-- Start of Records for the task --

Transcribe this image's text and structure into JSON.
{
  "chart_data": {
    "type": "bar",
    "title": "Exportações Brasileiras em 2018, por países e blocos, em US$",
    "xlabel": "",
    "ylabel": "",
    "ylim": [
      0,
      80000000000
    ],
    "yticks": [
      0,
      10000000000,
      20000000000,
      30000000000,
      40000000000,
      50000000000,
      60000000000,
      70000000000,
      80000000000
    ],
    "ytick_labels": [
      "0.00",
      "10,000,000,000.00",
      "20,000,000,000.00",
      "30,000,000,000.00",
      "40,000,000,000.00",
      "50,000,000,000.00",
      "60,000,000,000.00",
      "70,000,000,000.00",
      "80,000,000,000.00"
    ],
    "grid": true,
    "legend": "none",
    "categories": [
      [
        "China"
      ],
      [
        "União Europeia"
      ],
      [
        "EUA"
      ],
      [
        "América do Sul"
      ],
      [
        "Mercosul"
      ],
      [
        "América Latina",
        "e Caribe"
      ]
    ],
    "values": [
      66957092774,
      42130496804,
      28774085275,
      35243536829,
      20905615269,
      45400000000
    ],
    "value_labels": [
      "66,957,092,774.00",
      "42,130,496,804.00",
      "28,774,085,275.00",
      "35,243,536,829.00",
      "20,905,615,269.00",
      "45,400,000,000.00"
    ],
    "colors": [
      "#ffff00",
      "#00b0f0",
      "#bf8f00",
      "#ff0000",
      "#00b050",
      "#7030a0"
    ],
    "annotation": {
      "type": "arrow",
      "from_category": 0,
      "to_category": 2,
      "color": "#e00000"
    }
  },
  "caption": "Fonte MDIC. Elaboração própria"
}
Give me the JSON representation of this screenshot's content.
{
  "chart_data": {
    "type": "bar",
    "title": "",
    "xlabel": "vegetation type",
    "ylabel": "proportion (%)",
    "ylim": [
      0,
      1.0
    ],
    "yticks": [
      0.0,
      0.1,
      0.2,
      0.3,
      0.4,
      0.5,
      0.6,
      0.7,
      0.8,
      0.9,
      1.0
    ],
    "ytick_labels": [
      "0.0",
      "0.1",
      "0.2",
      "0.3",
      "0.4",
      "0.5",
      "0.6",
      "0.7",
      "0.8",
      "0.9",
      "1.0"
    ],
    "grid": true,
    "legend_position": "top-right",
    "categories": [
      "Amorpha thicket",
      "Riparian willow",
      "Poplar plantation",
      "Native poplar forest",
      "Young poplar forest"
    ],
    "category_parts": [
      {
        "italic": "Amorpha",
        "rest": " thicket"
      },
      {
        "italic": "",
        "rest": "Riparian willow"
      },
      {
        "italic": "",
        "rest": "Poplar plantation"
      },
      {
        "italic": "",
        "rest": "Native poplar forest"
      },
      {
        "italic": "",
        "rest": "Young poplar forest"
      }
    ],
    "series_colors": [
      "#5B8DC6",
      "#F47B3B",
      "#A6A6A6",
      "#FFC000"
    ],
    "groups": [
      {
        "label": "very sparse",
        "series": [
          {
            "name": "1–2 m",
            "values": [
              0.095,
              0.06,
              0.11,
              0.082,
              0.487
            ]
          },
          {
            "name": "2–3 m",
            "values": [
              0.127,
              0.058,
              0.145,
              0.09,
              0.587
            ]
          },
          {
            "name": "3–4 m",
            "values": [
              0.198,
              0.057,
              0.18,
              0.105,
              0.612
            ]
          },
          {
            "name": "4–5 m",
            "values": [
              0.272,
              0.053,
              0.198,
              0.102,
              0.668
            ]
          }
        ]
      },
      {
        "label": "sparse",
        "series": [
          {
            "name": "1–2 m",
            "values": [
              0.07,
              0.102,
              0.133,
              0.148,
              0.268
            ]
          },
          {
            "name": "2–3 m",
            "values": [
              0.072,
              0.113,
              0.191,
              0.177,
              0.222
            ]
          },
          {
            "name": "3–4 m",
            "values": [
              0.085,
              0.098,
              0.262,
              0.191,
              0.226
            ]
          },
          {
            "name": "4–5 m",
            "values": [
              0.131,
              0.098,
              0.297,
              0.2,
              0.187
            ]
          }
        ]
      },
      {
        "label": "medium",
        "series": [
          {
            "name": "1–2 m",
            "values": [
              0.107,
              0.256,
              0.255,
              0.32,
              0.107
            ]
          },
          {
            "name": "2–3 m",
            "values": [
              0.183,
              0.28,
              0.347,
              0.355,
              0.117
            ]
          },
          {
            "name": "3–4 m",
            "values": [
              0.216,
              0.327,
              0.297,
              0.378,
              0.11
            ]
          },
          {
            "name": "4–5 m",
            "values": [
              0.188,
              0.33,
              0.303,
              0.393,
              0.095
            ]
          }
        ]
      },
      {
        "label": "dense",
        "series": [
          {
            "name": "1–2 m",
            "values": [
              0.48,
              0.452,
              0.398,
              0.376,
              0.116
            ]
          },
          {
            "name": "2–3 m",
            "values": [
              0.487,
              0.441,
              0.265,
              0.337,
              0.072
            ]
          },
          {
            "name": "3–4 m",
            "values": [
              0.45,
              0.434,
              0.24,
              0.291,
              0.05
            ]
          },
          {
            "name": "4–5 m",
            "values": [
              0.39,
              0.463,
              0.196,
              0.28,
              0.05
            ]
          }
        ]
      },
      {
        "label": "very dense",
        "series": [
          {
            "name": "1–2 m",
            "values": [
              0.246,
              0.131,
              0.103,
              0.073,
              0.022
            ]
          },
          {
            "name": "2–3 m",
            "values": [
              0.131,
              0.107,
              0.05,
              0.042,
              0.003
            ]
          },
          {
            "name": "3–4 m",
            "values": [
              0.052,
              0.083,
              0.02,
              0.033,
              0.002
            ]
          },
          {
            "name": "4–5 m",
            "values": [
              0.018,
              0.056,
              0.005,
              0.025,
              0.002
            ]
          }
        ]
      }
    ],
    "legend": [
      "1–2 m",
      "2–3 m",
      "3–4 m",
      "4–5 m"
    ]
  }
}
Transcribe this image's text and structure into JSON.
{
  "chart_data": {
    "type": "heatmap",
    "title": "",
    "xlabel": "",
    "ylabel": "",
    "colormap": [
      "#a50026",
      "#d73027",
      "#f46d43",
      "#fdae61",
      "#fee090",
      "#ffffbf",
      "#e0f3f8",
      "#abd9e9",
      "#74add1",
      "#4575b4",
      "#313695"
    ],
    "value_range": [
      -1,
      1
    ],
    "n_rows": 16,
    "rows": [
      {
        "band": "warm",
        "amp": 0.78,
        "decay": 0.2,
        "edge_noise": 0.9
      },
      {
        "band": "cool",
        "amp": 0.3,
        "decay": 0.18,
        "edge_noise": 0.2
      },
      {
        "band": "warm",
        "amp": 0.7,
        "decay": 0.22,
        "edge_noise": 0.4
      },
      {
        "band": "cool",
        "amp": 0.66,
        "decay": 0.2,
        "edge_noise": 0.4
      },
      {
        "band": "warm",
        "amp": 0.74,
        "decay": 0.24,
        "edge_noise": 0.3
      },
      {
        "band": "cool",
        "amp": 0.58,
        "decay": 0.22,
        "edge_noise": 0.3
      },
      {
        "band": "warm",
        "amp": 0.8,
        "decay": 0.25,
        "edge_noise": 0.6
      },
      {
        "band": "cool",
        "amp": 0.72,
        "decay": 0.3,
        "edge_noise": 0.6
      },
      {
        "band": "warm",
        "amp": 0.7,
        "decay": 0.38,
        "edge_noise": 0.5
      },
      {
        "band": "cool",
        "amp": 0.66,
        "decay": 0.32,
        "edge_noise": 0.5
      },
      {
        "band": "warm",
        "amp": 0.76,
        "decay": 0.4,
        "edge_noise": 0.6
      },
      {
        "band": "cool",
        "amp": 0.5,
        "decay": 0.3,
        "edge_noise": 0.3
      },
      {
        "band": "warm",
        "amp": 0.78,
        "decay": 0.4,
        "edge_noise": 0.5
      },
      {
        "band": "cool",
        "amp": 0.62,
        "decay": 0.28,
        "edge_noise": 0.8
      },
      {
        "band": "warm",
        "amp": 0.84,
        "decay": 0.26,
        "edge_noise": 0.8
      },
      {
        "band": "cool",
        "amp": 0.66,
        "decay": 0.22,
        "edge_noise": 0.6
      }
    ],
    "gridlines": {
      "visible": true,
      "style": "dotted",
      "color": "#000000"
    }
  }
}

-- End of Records for the task --

Prompt: Search the records above for the string "plantation". Copy every line that contains it.

Reply:
      "Poplar plantation",
        "rest": "Poplar plantation"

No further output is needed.